Goal:
Keep the pictures out of the copy and print all the entries below exactly.
>> START
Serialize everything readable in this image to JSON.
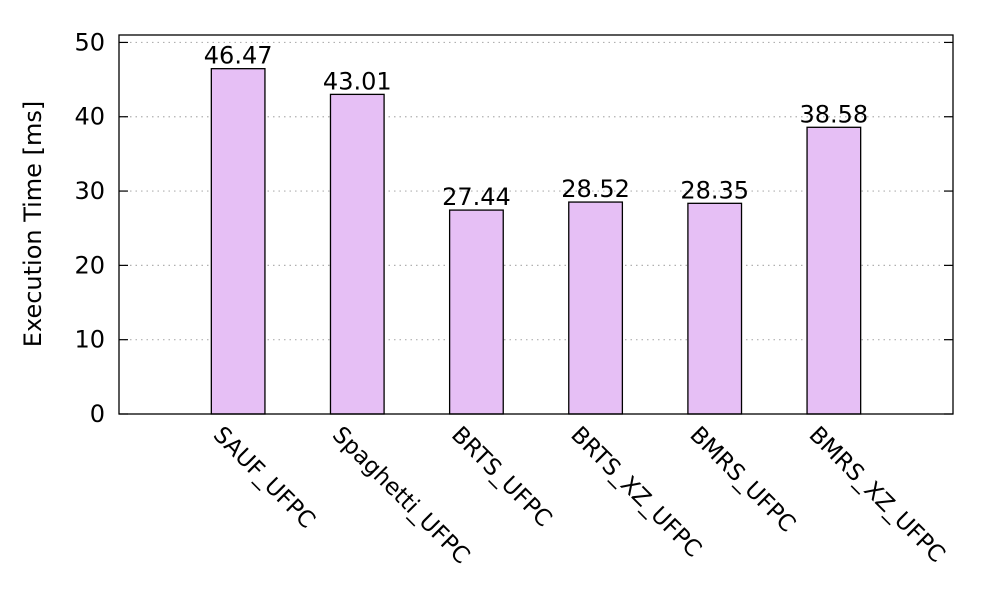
{
  "chart_data": {
    "type": "bar",
    "title": "",
    "xlabel": "",
    "ylabel": "Execution Time [ms]",
    "categories": [
      "SAUF_UFPC",
      "Spaghetti_UFPC",
      "BRTS_UFPC",
      "BRTS_XZ_UFPC",
      "BMRS_UFPC",
      "BMRS_XZ_UFPC"
    ],
    "values": [
      46.47,
      43.01,
      27.44,
      28.52,
      28.35,
      38.58
    ],
    "value_labels": [
      "46.47",
      "43.01",
      "27.44",
      "28.52",
      "28.35",
      "38.58"
    ],
    "ylim": [
      0,
      51
    ],
    "yticks": [
      0,
      10,
      20,
      30,
      40,
      50
    ],
    "grid": "horizontal dotted",
    "legend": "none",
    "colors": {
      "bar_fill": "#e6bff5",
      "bar_stroke": "#000000",
      "grid": "#b0b0b0",
      "axis": "#000000"
    }
  }
}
>> END
Full answer:
Serialize everything readable in this image to JSON.
{
  "chart_data": {
    "type": "bar",
    "title": "",
    "xlabel": "",
    "ylabel": "Execution Time [ms]",
    "categories": [
      "SAUF_UFPC",
      "Spaghetti_UFPC",
      "BRTS_UFPC",
      "BRTS_XZ_UFPC",
      "BMRS_UFPC",
      "BMRS_XZ_UFPC"
    ],
    "values": [
      46.47,
      43.01,
      27.44,
      28.52,
      28.35,
      38.58
    ],
    "value_labels": [
      "46.47",
      "43.01",
      "27.44",
      "28.52",
      "28.35",
      "38.58"
    ],
    "ylim": [
      0,
      51
    ],
    "yticks": [
      0,
      10,
      20,
      30,
      40,
      50
    ],
    "grid": "horizontal dotted",
    "legend": "none",
    "colors": {
      "bar_fill": "#e6bff5",
      "bar_stroke": "#000000",
      "grid": "#b0b0b0",
      "axis": "#000000"
    }
  }
}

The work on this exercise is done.